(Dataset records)
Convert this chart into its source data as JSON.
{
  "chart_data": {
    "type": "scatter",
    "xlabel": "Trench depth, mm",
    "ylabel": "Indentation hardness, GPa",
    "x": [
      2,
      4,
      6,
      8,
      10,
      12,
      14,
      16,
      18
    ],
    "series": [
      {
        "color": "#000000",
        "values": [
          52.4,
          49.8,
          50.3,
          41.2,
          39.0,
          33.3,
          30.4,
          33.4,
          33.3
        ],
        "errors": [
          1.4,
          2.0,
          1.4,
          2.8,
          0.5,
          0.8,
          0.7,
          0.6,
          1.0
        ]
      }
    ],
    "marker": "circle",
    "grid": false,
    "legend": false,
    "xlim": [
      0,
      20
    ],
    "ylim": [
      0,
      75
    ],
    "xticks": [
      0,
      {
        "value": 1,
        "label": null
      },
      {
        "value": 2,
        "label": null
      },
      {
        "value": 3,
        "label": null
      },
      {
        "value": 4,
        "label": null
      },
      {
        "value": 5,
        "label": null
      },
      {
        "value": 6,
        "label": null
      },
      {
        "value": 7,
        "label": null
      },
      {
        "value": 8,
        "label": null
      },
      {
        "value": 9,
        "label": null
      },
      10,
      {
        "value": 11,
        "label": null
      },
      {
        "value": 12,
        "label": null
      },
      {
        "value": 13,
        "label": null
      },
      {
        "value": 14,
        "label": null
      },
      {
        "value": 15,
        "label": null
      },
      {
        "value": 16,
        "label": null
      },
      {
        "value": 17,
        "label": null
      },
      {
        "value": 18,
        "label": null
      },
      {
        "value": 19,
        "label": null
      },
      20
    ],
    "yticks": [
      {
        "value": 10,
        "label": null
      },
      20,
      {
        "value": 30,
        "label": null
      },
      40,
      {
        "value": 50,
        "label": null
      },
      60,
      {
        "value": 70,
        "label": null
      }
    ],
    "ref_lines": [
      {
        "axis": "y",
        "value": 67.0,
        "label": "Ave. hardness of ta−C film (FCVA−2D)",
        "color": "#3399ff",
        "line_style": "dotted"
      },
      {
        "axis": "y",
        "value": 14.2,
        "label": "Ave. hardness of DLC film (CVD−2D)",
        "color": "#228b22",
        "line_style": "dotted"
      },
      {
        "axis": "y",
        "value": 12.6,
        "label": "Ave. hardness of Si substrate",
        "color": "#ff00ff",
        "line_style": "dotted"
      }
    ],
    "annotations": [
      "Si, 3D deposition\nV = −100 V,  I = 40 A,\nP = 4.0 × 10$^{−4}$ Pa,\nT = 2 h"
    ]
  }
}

#### [Task brief]
Reproduce the material exactly, with every line intact.

#### [Exercise answer]
Convert this chart into its source data as JSON.
{
  "chart_data": {
    "type": "scatter",
    "xlabel": "Trench depth, mm",
    "ylabel": "Indentation hardness, GPa",
    "x": [
      2,
      4,
      6,
      8,
      10,
      12,
      14,
      16,
      18
    ],
    "series": [
      {
        "color": "#000000",
        "values": [
          52.4,
          49.8,
          50.3,
          41.2,
          39.0,
          33.3,
          30.4,
          33.4,
          33.3
        ],
        "errors": [
          1.4,
          2.0,
          1.4,
          2.8,
          0.5,
          0.8,
          0.7,
          0.6,
          1.0
        ]
      }
    ],
    "marker": "circle",
    "grid": false,
    "legend": false,
    "xlim": [
      0,
      20
    ],
    "ylim": [
      0,
      75
    ],
    "xticks": [
      0,
      {
        "value": 1,
        "label": null
      },
      {
        "value": 2,
        "label": null
      },
      {
        "value": 3,
        "label": null
      },
      {
        "value": 4,
        "label": null
      },
      {
        "value": 5,
        "label": null
      },
      {
        "value": 6,
        "label": null
      },
      {
        "value": 7,
        "label": null
      },
      {
        "value": 8,
        "label": null
      },
      {
        "value": 9,
        "label": null
      },
      10,
      {
        "value": 11,
        "label": null
      },
      {
        "value": 12,
        "label": null
      },
      {
        "value": 13,
        "label": null
      },
      {
        "value": 14,
        "label": null
      },
      {
        "value": 15,
        "label": null
      },
      {
        "value": 16,
        "label": null
      },
      {
        "value": 17,
        "label": null
      },
      {
        "value": 18,
        "label": null
      },
      {
        "value": 19,
        "label": null
      },
      20
    ],
    "yticks": [
      {
        "value": 10,
        "label": null
      },
      20,
      {
        "value": 30,
        "label": null
      },
      40,
      {
        "value": 50,
        "label": null
      },
      60,
      {
        "value": 70,
        "label": null
      }
    ],
    "ref_lines": [
      {
        "axis": "y",
        "value": 67.0,
        "label": "Ave. hardness of ta−C film (FCVA−2D)",
        "color": "#3399ff",
        "line_style": "dotted"
      },
      {
        "axis": "y",
        "value": 14.2,
        "label": "Ave. hardness of DLC film (CVD−2D)",
        "color": "#228b22",
        "line_style": "dotted"
      },
      {
        "axis": "y",
        "value": 12.6,
        "label": "Ave. hardness of Si substrate",
        "color": "#ff00ff",
        "line_style": "dotted"
      }
    ],
    "annotations": [
      "Si, 3D deposition\nV = −100 V,  I = 40 A,\nP = 4.0 × 10$^{−4}$ Pa,\nT = 2 h"
    ]
  }
}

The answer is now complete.